◆ What the exercise asks: In the entries that follow, how many lines contain the word "others"? Answer with the number only.
=-=-=
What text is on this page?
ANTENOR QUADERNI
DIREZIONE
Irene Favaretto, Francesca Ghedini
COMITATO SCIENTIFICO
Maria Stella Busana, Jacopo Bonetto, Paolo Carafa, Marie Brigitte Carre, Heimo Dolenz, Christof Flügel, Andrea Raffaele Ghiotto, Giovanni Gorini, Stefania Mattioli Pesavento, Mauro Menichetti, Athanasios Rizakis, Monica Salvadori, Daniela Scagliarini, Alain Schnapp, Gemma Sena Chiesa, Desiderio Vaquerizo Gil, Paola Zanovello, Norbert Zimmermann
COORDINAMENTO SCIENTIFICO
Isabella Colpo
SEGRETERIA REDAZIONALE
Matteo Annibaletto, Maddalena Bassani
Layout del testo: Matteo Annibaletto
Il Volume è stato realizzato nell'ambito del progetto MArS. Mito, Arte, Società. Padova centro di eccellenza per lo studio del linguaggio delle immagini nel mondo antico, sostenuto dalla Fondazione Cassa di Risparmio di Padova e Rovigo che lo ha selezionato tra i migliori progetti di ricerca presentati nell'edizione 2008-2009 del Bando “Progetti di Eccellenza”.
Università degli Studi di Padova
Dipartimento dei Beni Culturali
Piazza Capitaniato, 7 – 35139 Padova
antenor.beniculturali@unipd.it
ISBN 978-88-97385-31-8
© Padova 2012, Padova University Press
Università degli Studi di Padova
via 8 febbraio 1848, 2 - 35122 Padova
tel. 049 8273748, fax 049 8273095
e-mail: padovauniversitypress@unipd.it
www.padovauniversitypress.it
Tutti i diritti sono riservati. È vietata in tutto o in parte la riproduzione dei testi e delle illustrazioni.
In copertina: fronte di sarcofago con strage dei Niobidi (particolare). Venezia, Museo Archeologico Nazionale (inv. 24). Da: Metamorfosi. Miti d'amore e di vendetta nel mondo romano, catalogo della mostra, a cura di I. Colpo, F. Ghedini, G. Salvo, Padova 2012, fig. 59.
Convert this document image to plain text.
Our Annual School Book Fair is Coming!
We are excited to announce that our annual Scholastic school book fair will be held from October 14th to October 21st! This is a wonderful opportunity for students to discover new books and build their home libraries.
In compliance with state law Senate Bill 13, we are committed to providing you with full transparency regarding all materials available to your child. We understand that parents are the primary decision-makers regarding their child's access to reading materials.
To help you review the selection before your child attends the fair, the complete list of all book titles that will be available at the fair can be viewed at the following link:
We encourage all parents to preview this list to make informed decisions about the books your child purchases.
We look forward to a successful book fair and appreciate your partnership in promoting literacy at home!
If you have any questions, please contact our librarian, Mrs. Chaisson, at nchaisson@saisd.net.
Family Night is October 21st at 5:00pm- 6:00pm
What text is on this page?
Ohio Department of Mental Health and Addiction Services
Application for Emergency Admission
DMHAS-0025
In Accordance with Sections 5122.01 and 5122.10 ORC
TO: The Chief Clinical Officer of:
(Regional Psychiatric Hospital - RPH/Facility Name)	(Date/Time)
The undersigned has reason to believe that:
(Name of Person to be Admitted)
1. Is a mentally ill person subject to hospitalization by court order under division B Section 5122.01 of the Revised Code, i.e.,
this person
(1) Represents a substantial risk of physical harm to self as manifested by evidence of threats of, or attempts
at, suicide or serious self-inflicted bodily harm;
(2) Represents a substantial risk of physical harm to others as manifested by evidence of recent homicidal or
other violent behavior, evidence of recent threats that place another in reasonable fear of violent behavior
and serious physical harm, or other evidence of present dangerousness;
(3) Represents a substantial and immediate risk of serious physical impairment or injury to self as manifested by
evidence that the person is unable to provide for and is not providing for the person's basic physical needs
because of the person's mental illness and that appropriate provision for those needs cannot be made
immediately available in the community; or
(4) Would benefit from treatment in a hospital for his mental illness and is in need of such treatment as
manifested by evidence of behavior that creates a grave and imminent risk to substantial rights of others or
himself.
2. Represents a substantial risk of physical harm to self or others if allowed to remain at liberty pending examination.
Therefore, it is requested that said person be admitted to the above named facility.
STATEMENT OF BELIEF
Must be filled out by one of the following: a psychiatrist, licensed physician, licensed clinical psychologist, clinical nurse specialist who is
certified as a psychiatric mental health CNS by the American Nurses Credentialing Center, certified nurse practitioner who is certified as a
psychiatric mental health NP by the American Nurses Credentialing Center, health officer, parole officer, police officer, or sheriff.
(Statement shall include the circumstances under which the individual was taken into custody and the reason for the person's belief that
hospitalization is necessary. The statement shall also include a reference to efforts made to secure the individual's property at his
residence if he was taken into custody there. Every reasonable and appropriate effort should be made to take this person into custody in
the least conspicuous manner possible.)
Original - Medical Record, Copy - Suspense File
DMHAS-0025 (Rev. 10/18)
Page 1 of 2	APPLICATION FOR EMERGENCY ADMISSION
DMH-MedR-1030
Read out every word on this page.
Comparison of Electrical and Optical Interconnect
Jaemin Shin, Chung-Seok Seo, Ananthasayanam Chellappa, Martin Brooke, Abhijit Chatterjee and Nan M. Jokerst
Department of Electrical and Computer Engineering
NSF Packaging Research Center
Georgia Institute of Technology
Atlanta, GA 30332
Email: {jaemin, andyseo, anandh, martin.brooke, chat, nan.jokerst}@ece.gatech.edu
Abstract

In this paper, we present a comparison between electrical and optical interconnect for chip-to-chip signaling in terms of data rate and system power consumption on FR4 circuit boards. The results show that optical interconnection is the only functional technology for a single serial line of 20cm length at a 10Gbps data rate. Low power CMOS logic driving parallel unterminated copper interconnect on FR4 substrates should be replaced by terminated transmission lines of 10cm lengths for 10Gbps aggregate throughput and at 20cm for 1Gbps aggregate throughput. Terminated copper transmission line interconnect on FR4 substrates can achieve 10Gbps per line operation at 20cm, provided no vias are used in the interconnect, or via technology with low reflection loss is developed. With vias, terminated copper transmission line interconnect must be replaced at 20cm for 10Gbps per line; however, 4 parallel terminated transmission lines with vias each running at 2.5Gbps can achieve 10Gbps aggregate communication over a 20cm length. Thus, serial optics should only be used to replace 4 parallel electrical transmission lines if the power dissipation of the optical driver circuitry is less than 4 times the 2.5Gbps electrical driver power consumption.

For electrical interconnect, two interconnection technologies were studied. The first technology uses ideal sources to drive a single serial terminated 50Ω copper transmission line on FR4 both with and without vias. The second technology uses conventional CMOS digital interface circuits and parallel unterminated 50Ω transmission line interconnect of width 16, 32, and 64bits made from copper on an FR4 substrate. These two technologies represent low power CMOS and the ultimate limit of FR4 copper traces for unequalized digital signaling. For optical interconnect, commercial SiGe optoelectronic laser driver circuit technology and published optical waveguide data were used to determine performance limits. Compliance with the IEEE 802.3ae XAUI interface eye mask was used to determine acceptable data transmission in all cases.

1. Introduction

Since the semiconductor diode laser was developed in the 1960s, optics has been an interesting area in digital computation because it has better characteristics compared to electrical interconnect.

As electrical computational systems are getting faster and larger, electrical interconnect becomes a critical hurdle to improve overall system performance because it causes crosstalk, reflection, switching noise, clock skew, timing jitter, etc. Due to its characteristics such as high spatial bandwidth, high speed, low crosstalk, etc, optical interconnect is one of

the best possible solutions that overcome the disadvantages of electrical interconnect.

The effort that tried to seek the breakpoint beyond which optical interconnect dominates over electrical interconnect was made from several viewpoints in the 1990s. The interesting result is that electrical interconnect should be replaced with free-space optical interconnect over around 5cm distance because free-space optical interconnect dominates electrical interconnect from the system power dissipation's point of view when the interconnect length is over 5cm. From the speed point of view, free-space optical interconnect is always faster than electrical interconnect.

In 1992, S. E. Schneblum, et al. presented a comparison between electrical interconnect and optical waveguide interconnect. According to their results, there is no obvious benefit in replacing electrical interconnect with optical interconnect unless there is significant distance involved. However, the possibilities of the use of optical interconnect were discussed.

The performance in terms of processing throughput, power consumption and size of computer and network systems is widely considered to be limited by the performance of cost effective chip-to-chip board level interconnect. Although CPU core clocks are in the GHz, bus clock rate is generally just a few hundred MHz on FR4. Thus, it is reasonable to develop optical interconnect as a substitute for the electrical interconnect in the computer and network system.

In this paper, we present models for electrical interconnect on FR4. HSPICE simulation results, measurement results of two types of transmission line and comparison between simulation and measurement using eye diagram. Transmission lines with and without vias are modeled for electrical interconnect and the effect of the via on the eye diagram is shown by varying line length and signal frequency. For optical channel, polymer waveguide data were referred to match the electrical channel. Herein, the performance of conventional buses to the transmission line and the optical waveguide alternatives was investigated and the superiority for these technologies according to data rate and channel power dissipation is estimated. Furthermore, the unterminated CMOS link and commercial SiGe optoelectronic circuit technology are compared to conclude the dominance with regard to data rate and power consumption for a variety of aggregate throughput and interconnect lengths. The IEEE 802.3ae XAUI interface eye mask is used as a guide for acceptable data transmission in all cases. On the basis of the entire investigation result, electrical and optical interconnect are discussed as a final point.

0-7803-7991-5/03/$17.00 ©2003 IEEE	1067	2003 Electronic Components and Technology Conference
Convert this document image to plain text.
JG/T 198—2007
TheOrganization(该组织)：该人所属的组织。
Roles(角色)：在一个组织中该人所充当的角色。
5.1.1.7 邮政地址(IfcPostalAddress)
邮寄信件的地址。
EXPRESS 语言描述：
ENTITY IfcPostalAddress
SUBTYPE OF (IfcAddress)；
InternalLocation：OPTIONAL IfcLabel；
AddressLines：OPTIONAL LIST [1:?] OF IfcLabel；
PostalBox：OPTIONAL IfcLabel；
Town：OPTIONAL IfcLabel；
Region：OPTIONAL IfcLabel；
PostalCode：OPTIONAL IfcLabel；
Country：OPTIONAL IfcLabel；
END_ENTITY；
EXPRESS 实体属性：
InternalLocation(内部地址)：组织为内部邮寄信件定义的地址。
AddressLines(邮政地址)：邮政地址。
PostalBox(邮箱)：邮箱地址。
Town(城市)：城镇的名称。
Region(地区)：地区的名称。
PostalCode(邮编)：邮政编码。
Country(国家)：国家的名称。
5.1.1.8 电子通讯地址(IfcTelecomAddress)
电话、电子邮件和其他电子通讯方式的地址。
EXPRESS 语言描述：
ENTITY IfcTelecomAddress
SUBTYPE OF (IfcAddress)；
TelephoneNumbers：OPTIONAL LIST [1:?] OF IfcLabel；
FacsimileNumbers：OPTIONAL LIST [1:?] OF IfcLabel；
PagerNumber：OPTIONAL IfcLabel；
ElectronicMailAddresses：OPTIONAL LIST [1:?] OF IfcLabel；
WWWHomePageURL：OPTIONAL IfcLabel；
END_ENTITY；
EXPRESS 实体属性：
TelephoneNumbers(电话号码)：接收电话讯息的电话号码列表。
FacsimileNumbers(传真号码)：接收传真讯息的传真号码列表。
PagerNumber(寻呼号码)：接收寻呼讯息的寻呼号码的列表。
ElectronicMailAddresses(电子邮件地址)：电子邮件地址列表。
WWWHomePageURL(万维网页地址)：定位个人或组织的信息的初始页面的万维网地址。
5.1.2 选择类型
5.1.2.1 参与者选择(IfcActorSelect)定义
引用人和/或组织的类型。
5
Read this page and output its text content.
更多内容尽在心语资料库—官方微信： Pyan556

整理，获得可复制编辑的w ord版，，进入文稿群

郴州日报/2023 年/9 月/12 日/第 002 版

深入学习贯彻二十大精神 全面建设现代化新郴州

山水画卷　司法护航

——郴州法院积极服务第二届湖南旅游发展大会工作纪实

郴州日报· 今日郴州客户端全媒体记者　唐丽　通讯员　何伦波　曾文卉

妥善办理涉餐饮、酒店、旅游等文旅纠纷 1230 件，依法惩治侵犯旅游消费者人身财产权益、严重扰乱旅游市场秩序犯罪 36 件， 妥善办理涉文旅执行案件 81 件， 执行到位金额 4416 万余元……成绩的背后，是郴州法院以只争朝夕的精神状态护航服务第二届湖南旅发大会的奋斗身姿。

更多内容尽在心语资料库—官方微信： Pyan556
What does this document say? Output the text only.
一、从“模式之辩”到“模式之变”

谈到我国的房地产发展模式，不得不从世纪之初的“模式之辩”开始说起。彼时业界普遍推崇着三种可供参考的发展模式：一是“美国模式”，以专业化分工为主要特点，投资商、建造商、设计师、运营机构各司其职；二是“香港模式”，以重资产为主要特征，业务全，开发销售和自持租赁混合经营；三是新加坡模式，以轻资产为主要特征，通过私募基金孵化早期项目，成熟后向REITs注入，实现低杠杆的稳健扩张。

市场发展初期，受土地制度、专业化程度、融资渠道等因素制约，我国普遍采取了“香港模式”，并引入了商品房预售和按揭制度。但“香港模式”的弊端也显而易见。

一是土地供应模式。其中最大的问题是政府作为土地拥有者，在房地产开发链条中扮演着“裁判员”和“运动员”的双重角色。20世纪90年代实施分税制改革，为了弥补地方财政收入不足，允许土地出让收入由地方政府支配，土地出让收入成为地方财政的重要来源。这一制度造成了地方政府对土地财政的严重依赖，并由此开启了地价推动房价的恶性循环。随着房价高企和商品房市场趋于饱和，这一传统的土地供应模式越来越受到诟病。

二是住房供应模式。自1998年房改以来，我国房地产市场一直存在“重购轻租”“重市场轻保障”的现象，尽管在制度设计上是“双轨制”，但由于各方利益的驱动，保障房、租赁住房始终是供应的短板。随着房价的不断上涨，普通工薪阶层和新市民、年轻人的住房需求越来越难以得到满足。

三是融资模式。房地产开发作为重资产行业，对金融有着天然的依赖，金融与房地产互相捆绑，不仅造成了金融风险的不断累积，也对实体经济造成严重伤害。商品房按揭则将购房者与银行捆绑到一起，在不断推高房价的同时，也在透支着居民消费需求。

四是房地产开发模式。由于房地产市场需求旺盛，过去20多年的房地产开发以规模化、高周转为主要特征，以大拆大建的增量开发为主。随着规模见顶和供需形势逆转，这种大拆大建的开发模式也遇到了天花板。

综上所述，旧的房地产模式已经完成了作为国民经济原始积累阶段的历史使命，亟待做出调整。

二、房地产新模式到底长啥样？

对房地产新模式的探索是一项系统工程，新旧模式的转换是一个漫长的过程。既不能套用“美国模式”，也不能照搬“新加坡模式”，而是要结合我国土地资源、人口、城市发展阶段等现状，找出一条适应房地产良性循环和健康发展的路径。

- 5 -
=-=-=
◆ Solution to the exercise: 3